*GIVEN DATA:*
____________
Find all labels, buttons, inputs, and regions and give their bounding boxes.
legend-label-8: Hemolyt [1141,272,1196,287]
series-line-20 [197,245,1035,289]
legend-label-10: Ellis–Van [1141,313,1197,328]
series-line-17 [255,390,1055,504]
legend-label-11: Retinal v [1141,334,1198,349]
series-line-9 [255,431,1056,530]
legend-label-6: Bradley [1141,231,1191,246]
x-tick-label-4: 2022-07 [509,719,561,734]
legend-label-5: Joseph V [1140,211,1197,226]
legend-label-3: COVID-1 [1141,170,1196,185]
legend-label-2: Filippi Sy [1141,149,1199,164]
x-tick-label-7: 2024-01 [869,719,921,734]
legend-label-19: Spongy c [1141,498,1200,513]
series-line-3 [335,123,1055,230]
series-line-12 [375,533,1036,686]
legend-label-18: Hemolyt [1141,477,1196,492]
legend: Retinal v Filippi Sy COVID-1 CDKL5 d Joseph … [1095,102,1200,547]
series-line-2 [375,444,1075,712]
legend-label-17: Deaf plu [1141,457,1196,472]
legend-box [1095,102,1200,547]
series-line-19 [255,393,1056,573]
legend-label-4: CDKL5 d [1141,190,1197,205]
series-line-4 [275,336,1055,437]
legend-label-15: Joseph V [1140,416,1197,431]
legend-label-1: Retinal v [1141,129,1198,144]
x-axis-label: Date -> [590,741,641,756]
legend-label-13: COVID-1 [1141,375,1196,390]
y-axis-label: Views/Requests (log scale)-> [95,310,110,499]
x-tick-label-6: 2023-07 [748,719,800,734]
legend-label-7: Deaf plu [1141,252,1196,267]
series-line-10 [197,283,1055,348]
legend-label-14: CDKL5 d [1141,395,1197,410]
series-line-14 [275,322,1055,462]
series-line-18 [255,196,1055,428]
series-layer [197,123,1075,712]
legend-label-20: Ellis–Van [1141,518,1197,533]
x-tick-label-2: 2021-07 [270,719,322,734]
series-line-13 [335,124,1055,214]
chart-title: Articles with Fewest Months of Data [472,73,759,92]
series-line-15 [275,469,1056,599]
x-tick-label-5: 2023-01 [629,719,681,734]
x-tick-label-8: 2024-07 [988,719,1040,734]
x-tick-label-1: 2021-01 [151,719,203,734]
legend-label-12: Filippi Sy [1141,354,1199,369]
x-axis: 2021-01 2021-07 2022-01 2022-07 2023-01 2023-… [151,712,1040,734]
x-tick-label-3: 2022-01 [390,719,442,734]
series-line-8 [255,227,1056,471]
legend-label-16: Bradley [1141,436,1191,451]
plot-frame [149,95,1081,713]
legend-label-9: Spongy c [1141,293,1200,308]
____________
*WHAT THE EXERCISE ASKS:* Format everything from the first line of the records down to and including the line containing "legend-label-2: Filippi Sy" as a JSON list of strings, one per line, leaving out any blank lines.

*EXERCISE SOLUTION:*
[
  "Find all labels, buttons, inputs, and regions and give their bounding boxes.",
  "legend-label-8: Hemolyt [1141,272,1196,287]",
  "series-line-20 [197,245,1035,289]",
  "legend-label-10: Ellis–Van [1141,313,1197,328]",
  "series-line-17 [255,390,1055,504]",
  "legend-label-11: Retinal v [1141,334,1198,349]",
  "series-line-9 [255,431,1056,530]",
  "legend-label-6: Bradley [1141,231,1191,246]",
  "x-tick-label-4: 2022-07 [509,719,561,734]",
  "legend-label-5: Joseph V [1140,211,1197,226]",
  "legend-label-3: COVID-1 [1141,170,1196,185]",
  "legend-label-2: Filippi Sy [1141,149,1199,164]"
]